Filter the listing and keep only the lines with the word "BANTS".

━━━━━ Records for this exercise ━━━━━

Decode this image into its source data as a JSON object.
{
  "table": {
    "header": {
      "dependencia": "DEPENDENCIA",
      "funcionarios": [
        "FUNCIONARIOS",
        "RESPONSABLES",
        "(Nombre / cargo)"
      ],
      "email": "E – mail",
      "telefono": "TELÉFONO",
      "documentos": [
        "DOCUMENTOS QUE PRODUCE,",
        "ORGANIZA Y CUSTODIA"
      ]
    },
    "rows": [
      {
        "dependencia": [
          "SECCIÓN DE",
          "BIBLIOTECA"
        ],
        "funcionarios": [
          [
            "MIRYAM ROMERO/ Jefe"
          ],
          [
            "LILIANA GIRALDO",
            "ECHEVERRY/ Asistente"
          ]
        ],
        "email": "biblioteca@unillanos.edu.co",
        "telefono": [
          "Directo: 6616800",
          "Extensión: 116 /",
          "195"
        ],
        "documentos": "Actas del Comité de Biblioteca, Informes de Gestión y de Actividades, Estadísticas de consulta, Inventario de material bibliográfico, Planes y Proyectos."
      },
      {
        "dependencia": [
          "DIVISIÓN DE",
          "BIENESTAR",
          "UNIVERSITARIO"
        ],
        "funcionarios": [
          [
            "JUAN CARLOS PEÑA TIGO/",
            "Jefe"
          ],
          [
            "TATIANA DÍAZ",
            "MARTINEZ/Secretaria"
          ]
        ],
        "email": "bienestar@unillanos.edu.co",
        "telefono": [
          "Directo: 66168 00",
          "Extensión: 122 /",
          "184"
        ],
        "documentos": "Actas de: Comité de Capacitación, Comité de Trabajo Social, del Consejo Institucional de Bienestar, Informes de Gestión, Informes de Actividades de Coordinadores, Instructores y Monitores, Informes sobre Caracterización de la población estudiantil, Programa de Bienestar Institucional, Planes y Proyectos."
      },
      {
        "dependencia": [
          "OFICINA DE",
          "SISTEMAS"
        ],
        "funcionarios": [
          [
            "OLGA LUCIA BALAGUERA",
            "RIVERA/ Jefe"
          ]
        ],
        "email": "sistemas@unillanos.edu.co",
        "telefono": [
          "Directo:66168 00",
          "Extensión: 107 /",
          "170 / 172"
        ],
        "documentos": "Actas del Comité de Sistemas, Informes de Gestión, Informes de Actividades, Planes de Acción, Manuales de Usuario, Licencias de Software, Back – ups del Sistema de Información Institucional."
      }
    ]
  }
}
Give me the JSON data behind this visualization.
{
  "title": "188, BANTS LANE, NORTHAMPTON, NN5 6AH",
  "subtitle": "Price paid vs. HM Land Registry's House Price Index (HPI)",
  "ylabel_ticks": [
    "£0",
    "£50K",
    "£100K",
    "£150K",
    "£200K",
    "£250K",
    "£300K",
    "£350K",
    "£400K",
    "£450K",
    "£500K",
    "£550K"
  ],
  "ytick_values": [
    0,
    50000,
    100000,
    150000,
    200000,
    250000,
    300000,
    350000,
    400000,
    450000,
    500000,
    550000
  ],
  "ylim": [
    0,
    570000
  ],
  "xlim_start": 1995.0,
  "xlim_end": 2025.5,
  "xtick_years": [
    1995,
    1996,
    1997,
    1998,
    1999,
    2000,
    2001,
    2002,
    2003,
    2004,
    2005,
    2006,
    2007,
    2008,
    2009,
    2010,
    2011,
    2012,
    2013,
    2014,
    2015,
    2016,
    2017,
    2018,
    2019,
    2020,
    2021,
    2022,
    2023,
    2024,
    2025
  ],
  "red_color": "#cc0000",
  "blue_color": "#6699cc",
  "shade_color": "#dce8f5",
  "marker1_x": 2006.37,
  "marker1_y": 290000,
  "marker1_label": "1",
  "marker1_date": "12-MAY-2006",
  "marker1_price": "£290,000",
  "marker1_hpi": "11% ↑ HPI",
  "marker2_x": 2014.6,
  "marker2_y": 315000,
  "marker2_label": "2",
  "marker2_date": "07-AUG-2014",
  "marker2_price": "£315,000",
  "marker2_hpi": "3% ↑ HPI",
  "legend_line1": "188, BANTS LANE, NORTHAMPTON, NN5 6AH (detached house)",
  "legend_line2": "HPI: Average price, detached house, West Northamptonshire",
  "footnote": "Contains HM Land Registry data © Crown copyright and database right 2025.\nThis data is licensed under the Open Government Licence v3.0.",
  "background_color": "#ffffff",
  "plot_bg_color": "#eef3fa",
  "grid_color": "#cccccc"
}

━━━━━

» Reply
  "title": "188, BANTS LANE, NORTHAMPTON, NN5 6AH",
  "legend_line1": "188, BANTS LANE, NORTHAMPTON, NN5 6AH (detached house)",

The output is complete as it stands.